SELECTED TEXT:

OP - my GSD is a well behaved, trained and obedient dog. However, he has killed a stray cat in our barn before. The entire thing took mere seconds. The fault lays on me, as I didn't expect the cat to be in a stall and wasn't paying attention to the signals my dog was giving. 

The trick is to stop the drive before it escalates in his mind to a point where you can no longer control him. Taking him to a trainer will help you recognize the escalation.


----------



## wolfstraum (May 2, 2003)

Poor kitty  

Dogs will "kill" and disembowel a stuffed toy....I have always seen that as the behavior that would transfer to a small animal.....my dogs are generally good with cats because I have always had cats and I demand that they behave with them....I have only had one dog that I was concerned about with cats and he ended up moving to a new home because I would not tolerate the pacing and whining trying to get into the cat's safe room...this was a dog I never had intended to keep in the first place...and no matter what I did, I could not stop this behavior...I don't know what he would have done with a cat, but I would not have trusted him with one.

I agree with the suggestion that you research a trap and release program to help with the cat population....feral and semi feral cats do well with these programs, esp with someone providing food to them....

Lee


----------



## KZoppa (Aug 14, 2010)

MaggieRoseLee said:


> I'd be mad if that was my cat. Specially cause you were standing right there when it happened.
> 
> I don't want my dogs attacking and killing neighbor cats that come into my yard. I don't want them attacking killing rabid racoons that may come in my yard. I do not want them 'killing' anything unless it was accidental and CERTAINLY not while I was there.
> 
> Bummer if you ever take your dog to a relatives house and they have a cat/kitten..........





wolfstraum said:


> Poor kitty
> 
> Dogs will "kill" and disembowel a stuffed toy....I have always seen that as the behavior that would transfer to a small animal.....my dogs are generally good with cats because I have always had cats and I demand that they behave with them....I have only had one dog that I was concerned about with cats and he ended up moving to a new home because I would not tolerate the pacing and whining trying to get into the cat's safe room...this was a dog I never had intended to keep in the first place...and no matter what I did, I could not stop this behavior...I don't know what he would have done with a cat, but I would not have trusted him with one.
> 
> ...


 

I agree with both.

SHORT EXERCISE A:
In the forum thread, why did the one dog that worried wolfstraum around cats end up moving to a new home?

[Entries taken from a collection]
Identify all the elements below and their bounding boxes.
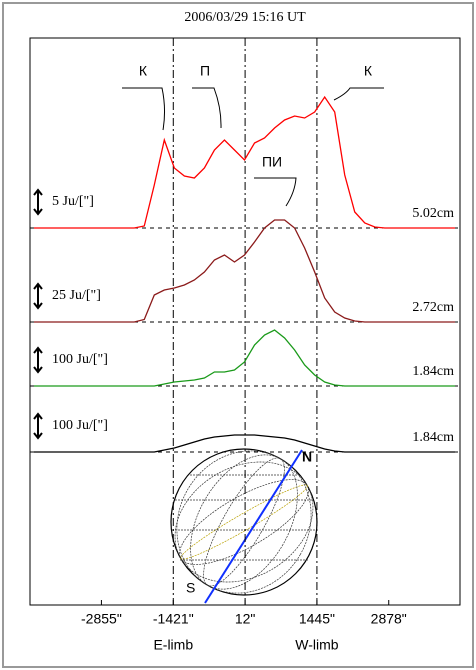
scale-label: 100 Ju/["] <box>52 418 108 433</box>
scan-line <box>34 329 455 387</box>
scale-arrow <box>33 282 43 310</box>
scan-line <box>34 434 455 453</box>
annotation-pointer <box>333 87 384 101</box>
limb-label: E-limb <box>153 637 193 653</box>
annotation: ПИ <box>262 154 282 170</box>
disk-label: N <box>302 449 312 465</box>
annotation-pointer <box>122 87 165 131</box>
x-tick-label: -2855" <box>81 611 122 627</box>
disk-label: S <box>186 580 195 596</box>
annotation: К <box>139 63 148 79</box>
scan-line <box>34 95 455 229</box>
annotation: К <box>364 63 373 79</box>
scale-label: 100 Ju/["] <box>52 352 108 367</box>
x-tick-label: 2878" <box>371 611 407 627</box>
scale-label: 25 Ju/["] <box>52 288 101 303</box>
x-tick-label: -1421" <box>153 611 194 627</box>
scale-arrow <box>33 412 43 440</box>
wavelength-label: 2.72cm <box>412 300 454 315</box>
solar-disk <box>170 448 318 604</box>
annotation: П <box>200 63 210 79</box>
scan-line <box>34 219 455 323</box>
x-tick-label: 1445" <box>299 611 335 627</box>
x-tick-label: 12" <box>235 611 256 627</box>
wavelength-label: 5.02cm <box>412 206 454 221</box>
wavelength-label: 1.84cm <box>412 364 454 379</box>
scale-arrow <box>33 188 43 216</box>
chart-title: 2006/03/29 15:16 UT <box>184 10 306 25</box>
scale-label: 5 Ju/["] <box>52 194 94 209</box>
wavelength-label: 1.84cm <box>412 430 454 445</box>
annotation-pointer <box>192 87 222 129</box>
scale-arrow <box>33 346 43 374</box>
limb-label: W-limb <box>295 637 339 653</box>
annotation-pointer <box>254 177 297 207</box>
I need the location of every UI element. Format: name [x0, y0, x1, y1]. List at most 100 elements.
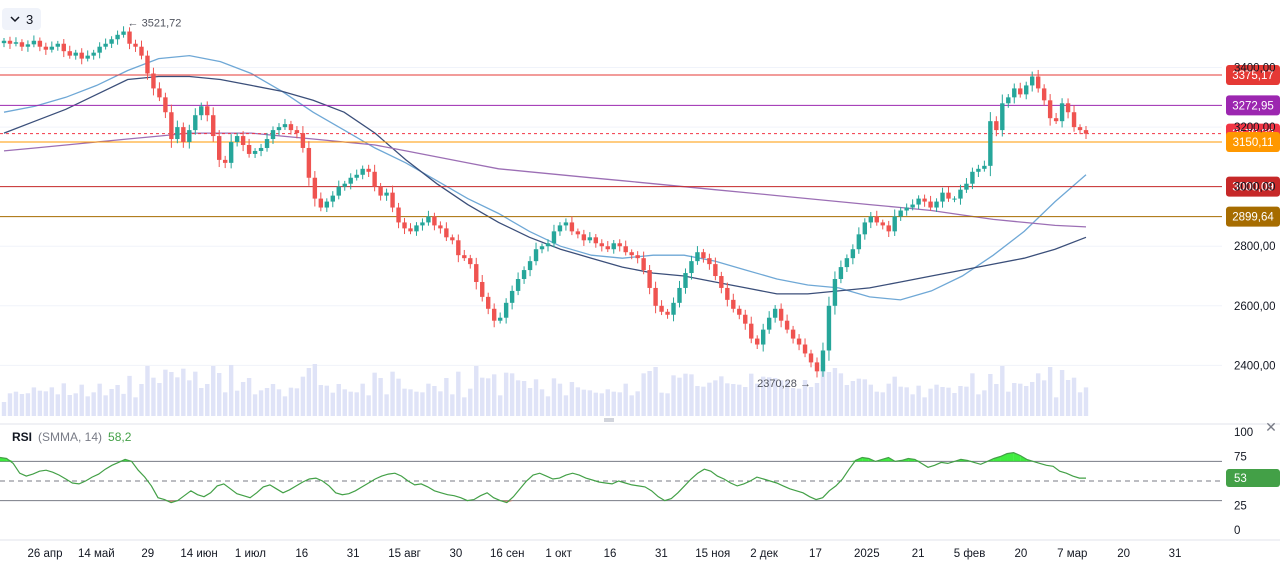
candle-body: [163, 97, 168, 113]
volume-bar: [1083, 387, 1089, 416]
candle: [695, 246, 700, 265]
candle: [145, 50, 150, 80]
rsi-tick-label: 100: [1234, 427, 1253, 439]
volume-bar: [384, 394, 389, 416]
candle-body: [689, 261, 694, 274]
candle-body: [43, 46, 49, 50]
candle-body: [37, 40, 43, 47]
volume-bar: [312, 364, 318, 416]
candle: [1053, 112, 1059, 124]
time-tick-label: 16: [295, 548, 308, 560]
candle: [43, 42, 49, 55]
time-tick-label: 30: [450, 548, 463, 560]
candle-body: [139, 46, 144, 56]
candle-body: [808, 353, 814, 363]
candle-body: [240, 136, 246, 145]
volume-bar: [139, 384, 144, 416]
candle: [217, 130, 222, 168]
candle: [832, 271, 838, 315]
candle-body: [234, 136, 240, 143]
volume-bar: [515, 380, 521, 416]
candle: [958, 184, 963, 205]
time-tick-label: 2 дек: [750, 548, 779, 560]
candle: [7, 36, 13, 49]
candle-body: [7, 40, 13, 44]
candle-body: [187, 130, 192, 143]
candle-body: [629, 252, 634, 256]
moving-averages: [3, 54, 1087, 301]
price-level-badge: [1226, 131, 1280, 152]
time-tick-label: 31: [347, 548, 360, 560]
candle-body: [1, 40, 7, 44]
candle: [784, 314, 790, 334]
candle-body: [868, 216, 873, 223]
volume-bar: [1012, 383, 1017, 416]
pane-drag-handle: [604, 418, 614, 422]
candle: [1006, 94, 1011, 108]
volume-bar: [390, 371, 395, 416]
candle: [970, 167, 975, 190]
volume-bar: [474, 366, 479, 416]
volume-bar: [175, 377, 180, 416]
volume-bar: [946, 387, 951, 416]
candle: [497, 312, 503, 324]
rsi-value-badge-label: 53: [1234, 473, 1247, 485]
candle: [946, 186, 951, 202]
time-tick-label: 31: [1169, 548, 1182, 560]
candle-body: [228, 142, 234, 163]
volume-bar: [85, 396, 90, 416]
volume-bar: [874, 391, 879, 416]
candle-body: [438, 225, 443, 229]
volume-bar: [880, 392, 885, 416]
candle-body: [503, 302, 509, 318]
candle: [252, 148, 258, 158]
candle: [19, 39, 25, 51]
volume-bar: [952, 393, 957, 416]
candle-body: [324, 201, 330, 208]
volume-bar: [43, 391, 49, 416]
candle-body: [1029, 76, 1035, 86]
volume-bar: [67, 395, 72, 416]
candle: [850, 244, 856, 265]
candle: [330, 191, 335, 208]
candle: [922, 194, 927, 207]
candlesticks: [1, 26, 1089, 378]
candle: [175, 120, 180, 144]
candle: [187, 124, 192, 149]
candle-body: [904, 207, 909, 211]
candle: [617, 239, 622, 252]
candle: [336, 180, 341, 200]
collapse-indicators-button[interactable]: 3: [2, 8, 42, 30]
candle-body: [61, 43, 66, 52]
candle-body: [211, 115, 216, 137]
candle-body: [569, 222, 575, 232]
candle-body: [647, 270, 652, 288]
volume-bar: [587, 390, 593, 416]
candle: [133, 39, 138, 52]
volume-bar: [898, 386, 903, 416]
volume-bar: [1000, 366, 1005, 416]
candle-body: [796, 338, 802, 345]
rsi-legend[interactable]: RSI (SMMA, 14) 58,2: [12, 430, 131, 444]
chevron-down-icon: [10, 16, 20, 23]
candle-body: [103, 43, 108, 47]
candle-body: [814, 362, 820, 372]
volume-bar: [360, 383, 365, 416]
volume-bar: [635, 391, 640, 416]
candle: [760, 323, 766, 352]
volume-bar: [1065, 380, 1071, 416]
candle: [928, 195, 933, 211]
price-level-label: 3272,95: [1232, 100, 1274, 112]
candle-body: [563, 222, 569, 226]
volume-bar: [820, 365, 826, 416]
price-level-label: 3150,11: [1233, 137, 1274, 149]
volume-bar: [725, 383, 730, 416]
candle-body: [1053, 118, 1059, 122]
close-pane-icon[interactable]: ✕: [1265, 419, 1277, 435]
volume-bar: [246, 378, 252, 416]
candle: [312, 171, 318, 207]
horizontal-levels: 3375,173272,953178,323150,113000,092899,…: [0, 64, 1280, 227]
candle: [994, 116, 999, 137]
candle-body: [115, 34, 120, 40]
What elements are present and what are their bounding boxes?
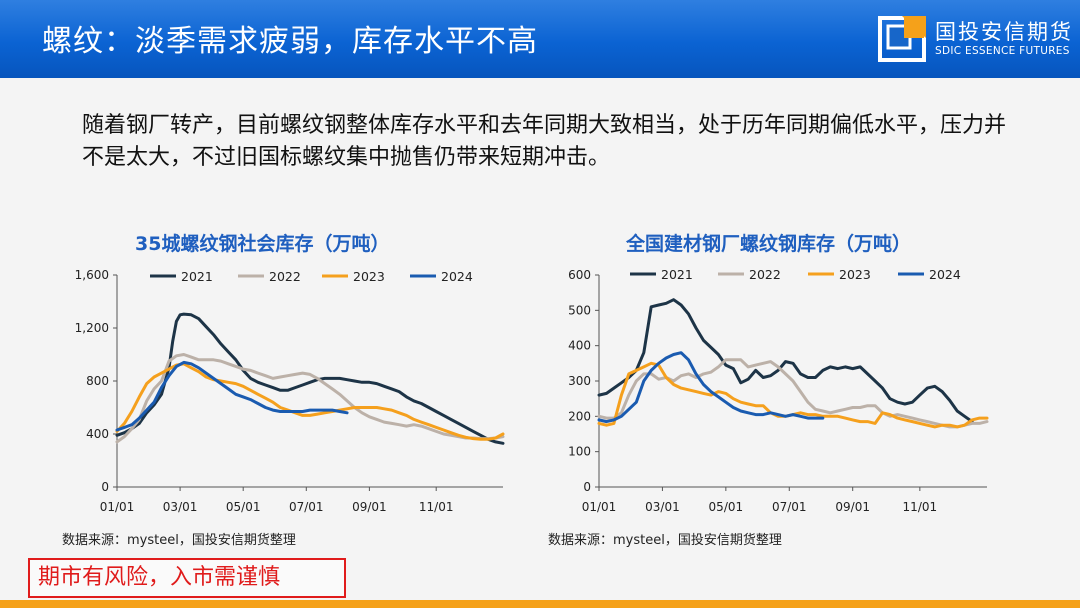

SHORT EXERCISE B:
In the records, begin at the line that has "candle-body: [163, 97, 168, 113]" and stop after the line that has "time-tick-label: 31: [347, 548, 360, 560]". Give only those lines, with "volume-bar" replaced by "volume-column" and everything else left unchanged.

FULL SOLUTION A:
Wolfstraum would not tolerate the dog's pacing and whining as it tried to get into the cat's safe room.

FULL SOLUTION B:
candle-body: [163, 97, 168, 113]
volume-column: [1083, 387, 1089, 416]
candle: [695, 246, 700, 265]
candle: [145, 50, 150, 80]
rsi-tick-label: 100: [1234, 427, 1253, 439]
volume-column: [384, 394, 389, 416]
candle-body: [689, 261, 694, 274]
candle-body: [43, 46, 49, 50]
candle-body: [37, 40, 43, 47]
volume-column: [312, 364, 318, 416]
candle: [1053, 112, 1059, 124]
time-tick-label: 16: [295, 548, 308, 560]
candle: [43, 42, 49, 55]
time-tick-label: 30: [450, 548, 463, 560]
candle-body: [139, 46, 144, 56]
candle-body: [808, 353, 814, 363]
candle-body: [240, 136, 246, 145]
volume-column: [139, 384, 144, 416]
candle: [217, 130, 222, 168]
candle: [832, 271, 838, 315]
candle-body: [234, 136, 240, 143]
volume-column: [515, 380, 521, 416]
candle: [958, 184, 963, 205]
time-tick-label: 2 дек: [750, 548, 779, 560]
candle: [7, 36, 13, 49]
candle-body: [7, 40, 13, 44]
candle-body: [187, 130, 192, 143]
candle-body: [629, 252, 634, 256]
moving-averages: [3, 54, 1087, 301]
price-level-badge: [1226, 131, 1280, 152]
time-tick-label: 31: [347, 548, 360, 560]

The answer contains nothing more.